• [What you will do] Check every line below for the word "фасада" and copy the ones that have it.

== Working data ==

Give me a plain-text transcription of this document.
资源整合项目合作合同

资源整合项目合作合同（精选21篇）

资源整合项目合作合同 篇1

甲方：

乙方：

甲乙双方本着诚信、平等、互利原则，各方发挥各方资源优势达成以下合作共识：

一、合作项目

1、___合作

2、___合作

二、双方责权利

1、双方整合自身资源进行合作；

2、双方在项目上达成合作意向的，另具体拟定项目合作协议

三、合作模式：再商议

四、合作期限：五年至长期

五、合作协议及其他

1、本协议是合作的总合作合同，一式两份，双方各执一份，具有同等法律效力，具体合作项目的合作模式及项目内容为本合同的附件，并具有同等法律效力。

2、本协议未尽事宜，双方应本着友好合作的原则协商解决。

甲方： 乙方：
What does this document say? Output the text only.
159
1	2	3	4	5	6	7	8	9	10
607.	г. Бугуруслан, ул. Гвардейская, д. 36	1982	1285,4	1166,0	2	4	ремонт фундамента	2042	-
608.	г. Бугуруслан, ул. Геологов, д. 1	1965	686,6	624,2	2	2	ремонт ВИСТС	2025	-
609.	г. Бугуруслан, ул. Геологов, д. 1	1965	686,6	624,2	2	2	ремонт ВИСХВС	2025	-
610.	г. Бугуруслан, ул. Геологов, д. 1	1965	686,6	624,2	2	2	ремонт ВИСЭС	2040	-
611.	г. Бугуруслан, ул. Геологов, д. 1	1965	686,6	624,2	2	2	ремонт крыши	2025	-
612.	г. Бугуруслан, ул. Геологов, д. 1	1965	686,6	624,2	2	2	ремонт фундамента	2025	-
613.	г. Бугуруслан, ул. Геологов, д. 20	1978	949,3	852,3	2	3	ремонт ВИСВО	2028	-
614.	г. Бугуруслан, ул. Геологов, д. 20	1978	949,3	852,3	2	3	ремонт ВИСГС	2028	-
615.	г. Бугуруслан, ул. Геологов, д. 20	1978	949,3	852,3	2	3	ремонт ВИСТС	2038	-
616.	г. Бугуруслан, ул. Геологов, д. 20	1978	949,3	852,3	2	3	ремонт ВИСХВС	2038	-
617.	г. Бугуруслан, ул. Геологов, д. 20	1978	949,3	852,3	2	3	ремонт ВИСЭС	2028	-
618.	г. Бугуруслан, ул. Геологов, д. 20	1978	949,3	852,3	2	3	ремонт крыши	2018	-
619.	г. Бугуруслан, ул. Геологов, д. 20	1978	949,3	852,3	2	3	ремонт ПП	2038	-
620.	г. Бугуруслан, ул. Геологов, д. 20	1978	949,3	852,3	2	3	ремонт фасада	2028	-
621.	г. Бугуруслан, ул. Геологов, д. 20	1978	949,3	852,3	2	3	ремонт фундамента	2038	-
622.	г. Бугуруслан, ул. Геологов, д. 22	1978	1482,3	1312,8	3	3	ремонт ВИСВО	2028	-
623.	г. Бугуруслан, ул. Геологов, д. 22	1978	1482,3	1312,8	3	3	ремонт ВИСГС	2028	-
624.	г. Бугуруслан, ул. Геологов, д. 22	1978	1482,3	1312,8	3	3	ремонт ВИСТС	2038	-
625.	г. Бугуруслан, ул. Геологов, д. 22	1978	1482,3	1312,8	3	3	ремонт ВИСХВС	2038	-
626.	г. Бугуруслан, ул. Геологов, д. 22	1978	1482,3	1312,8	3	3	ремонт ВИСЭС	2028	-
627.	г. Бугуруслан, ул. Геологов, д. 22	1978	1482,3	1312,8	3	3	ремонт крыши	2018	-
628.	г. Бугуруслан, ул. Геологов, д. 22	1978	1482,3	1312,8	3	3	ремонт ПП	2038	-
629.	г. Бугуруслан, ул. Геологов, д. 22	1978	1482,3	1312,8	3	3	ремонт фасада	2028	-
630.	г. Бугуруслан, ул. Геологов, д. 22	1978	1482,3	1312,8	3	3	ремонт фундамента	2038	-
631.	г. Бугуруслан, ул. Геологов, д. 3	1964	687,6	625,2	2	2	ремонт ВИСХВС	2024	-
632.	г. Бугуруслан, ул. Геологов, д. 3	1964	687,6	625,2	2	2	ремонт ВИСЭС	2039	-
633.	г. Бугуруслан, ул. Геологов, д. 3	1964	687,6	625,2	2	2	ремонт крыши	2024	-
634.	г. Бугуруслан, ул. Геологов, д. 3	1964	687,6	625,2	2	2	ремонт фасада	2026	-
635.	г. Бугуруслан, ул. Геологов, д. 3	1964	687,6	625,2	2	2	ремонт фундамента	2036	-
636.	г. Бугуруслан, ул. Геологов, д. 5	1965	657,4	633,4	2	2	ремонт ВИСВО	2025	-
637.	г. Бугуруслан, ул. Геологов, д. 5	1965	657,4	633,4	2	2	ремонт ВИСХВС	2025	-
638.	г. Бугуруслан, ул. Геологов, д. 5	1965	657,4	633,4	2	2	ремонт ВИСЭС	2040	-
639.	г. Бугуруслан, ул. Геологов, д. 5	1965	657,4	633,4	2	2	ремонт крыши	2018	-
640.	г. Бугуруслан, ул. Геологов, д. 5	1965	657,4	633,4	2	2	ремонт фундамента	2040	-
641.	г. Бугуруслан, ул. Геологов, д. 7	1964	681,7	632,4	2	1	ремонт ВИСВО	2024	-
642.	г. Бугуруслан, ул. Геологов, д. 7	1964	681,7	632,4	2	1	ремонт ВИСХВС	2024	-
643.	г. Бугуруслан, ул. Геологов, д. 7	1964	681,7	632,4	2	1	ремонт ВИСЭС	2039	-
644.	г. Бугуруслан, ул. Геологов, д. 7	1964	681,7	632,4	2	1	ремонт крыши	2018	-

===

• [Full solution]
620.	г. Бугуруслан, ул. Геологов, д. 20	1978	949,3	852,3	2	3	ремонт фасада	2028	-
629.	г. Бугуруслан, ул. Геологов, д. 22	1978	1482,3	1312,8	3	3	ремонт фасада	2028	-
634.	г. Бугуруслан, ул. Геологов, д. 3	1964	687,6	625,2	2	2	ремонт фасада	2026	-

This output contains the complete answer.